====== DATA IN THIS EXERCISE ======

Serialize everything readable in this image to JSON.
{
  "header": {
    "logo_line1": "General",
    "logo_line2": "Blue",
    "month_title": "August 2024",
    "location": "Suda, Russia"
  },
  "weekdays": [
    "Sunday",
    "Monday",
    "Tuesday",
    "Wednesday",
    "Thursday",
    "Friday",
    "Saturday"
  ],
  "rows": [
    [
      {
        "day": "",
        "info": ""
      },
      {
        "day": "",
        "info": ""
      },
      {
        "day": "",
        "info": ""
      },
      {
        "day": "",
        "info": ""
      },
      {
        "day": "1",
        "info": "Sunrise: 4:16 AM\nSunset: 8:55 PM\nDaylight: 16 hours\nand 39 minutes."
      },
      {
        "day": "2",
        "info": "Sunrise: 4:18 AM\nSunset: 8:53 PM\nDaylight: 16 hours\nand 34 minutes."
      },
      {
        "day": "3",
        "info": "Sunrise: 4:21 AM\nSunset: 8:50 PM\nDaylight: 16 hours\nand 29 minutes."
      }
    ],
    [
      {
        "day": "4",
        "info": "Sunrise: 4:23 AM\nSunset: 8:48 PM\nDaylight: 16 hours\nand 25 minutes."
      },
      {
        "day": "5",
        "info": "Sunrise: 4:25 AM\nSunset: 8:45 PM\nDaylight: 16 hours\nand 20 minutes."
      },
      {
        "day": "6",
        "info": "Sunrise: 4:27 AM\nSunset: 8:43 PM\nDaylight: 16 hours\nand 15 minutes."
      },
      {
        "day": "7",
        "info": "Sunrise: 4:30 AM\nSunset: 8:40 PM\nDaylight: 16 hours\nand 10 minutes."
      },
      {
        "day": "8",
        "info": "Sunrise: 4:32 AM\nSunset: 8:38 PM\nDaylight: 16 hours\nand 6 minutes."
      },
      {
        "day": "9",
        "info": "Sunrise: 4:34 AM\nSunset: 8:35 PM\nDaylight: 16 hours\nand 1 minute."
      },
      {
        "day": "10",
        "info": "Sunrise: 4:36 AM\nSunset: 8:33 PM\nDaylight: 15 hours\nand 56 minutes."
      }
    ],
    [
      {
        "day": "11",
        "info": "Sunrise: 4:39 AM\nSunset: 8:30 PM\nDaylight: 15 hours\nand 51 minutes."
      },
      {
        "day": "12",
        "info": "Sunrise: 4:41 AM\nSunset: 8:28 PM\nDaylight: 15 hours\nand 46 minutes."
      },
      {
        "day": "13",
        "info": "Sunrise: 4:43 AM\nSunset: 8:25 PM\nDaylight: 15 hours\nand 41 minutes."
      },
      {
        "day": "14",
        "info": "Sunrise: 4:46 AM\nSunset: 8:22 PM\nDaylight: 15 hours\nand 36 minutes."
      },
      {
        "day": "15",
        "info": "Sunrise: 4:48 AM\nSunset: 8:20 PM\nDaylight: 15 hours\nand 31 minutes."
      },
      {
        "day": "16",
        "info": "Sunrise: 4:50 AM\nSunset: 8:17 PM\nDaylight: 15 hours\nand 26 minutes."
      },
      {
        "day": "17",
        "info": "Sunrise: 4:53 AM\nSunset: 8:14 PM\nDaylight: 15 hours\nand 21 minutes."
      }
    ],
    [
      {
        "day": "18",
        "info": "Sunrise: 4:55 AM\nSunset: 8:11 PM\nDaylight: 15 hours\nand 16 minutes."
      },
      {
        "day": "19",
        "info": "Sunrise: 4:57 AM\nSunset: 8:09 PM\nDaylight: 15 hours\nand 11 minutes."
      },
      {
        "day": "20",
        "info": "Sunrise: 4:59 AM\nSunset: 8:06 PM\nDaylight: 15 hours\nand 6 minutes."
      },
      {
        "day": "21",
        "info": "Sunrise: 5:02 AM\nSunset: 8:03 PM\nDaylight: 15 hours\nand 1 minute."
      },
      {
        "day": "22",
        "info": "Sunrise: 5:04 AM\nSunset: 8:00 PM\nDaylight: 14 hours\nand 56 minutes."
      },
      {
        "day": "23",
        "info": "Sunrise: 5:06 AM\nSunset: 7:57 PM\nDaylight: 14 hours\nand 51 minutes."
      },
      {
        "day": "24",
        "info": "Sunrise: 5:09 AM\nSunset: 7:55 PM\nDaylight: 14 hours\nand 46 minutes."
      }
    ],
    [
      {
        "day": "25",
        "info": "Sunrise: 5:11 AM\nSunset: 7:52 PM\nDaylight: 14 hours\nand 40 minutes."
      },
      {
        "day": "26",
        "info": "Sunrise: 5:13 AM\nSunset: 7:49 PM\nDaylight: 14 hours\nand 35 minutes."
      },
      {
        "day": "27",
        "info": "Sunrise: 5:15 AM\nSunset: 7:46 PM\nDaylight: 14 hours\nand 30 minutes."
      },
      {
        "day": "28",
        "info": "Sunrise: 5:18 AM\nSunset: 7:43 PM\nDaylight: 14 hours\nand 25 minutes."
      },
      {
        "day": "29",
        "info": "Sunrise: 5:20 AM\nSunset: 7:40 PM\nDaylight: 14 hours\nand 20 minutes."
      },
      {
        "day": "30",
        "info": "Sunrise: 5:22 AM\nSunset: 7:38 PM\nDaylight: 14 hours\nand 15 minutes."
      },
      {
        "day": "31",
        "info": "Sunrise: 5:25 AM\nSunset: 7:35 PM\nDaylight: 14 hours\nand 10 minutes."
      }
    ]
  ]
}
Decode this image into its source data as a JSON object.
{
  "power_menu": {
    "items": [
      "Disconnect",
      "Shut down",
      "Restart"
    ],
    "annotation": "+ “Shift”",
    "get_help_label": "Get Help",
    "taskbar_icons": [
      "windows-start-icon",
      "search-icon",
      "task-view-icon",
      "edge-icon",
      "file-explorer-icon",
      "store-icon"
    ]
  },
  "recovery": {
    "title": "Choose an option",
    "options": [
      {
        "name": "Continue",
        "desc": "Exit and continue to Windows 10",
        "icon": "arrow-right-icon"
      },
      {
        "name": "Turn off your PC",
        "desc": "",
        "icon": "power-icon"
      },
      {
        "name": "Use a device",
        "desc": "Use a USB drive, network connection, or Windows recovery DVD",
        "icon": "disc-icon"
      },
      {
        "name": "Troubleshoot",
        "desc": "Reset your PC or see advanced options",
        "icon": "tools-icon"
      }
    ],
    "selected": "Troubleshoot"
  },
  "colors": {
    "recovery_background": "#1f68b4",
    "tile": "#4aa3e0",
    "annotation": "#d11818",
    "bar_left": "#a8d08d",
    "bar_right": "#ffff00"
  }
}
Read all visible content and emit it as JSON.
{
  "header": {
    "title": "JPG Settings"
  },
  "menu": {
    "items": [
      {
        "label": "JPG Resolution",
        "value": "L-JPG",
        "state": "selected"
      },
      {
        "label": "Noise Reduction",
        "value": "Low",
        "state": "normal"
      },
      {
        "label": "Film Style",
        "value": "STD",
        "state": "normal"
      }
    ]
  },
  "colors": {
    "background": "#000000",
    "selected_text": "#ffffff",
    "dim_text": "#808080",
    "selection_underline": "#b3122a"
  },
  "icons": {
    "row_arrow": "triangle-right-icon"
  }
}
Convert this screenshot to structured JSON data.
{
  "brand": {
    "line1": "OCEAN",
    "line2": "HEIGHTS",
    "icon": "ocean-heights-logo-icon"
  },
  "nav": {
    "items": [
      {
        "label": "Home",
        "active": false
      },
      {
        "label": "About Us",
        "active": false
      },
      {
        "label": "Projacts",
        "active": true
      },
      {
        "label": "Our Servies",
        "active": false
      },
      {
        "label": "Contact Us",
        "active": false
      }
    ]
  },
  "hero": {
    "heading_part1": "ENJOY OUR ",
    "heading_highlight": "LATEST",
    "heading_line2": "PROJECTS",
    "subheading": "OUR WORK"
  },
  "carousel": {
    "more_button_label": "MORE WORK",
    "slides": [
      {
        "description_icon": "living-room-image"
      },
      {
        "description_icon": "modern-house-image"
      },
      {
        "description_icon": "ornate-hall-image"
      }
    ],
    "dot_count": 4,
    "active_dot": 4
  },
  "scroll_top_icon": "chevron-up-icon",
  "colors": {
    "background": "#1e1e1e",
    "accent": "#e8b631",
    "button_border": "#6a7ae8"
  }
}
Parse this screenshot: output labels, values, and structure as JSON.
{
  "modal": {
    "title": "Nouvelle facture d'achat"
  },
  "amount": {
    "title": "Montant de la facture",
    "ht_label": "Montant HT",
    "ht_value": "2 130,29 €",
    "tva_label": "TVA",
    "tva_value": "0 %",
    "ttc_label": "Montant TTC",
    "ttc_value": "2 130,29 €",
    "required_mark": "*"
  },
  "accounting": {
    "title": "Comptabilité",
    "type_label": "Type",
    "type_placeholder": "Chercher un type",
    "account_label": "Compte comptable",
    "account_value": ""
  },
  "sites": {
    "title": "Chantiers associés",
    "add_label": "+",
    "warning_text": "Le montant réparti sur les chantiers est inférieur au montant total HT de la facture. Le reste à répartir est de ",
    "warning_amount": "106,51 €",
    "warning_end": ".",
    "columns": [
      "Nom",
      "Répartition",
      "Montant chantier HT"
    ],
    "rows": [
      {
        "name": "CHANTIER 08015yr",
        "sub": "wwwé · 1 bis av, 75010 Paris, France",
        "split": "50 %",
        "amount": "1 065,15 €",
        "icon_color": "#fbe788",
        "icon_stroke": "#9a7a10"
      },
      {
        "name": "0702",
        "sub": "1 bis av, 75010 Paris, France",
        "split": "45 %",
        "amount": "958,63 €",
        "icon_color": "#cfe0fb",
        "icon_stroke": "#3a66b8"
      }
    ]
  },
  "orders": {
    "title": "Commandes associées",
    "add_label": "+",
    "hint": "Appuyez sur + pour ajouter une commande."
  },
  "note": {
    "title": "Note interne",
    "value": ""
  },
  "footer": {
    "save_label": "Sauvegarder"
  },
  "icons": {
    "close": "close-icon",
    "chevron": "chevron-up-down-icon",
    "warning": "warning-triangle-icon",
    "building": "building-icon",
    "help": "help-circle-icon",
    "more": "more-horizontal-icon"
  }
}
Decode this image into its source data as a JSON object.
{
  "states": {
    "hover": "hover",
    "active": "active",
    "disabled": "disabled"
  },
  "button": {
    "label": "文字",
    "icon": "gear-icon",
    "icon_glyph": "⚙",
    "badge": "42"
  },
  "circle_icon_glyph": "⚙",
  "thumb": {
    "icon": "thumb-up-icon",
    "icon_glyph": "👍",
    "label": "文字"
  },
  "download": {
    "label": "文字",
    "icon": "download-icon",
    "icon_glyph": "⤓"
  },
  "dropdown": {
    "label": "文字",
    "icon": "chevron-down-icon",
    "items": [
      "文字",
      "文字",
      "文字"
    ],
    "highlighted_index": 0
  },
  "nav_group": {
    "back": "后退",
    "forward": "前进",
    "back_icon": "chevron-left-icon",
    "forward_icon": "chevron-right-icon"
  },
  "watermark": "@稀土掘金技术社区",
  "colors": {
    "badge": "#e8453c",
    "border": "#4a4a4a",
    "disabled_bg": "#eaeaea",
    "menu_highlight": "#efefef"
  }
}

======

[GIVEN REQUEST]: Identify and list each line with the word "facture".

[ANSWER TO THE TASK]:
    "title": "Nouvelle facture d'achat"
    "title": "Montant de la facture",
    "warning_text": "Le montant réparti sur les chantiers est inférieur au montant total HT de la facture. Le reste à répartir est de ",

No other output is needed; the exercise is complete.